Where a line contains the string "name", copy that line.
▽
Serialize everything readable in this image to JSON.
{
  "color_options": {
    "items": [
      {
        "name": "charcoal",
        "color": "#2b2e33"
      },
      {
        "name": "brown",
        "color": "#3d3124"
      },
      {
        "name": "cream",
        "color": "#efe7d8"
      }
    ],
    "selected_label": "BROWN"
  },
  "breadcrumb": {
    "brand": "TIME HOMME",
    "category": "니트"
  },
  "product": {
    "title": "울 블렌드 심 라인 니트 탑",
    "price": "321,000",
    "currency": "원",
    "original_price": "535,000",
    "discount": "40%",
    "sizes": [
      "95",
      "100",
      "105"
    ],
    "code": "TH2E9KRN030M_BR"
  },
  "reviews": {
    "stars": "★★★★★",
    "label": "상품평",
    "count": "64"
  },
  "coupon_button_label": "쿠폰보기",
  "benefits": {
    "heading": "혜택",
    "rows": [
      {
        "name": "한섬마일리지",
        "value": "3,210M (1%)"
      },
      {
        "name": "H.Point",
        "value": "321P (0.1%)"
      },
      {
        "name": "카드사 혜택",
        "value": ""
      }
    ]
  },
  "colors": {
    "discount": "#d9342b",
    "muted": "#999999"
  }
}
△
* WRITTEN RESPONSE:
        "name": "charcoal",
        "name": "brown",
        "name": "cream",
        "name": "한섬마일리지",
        "name": "H.Point",
        "name": "카드사 혜택",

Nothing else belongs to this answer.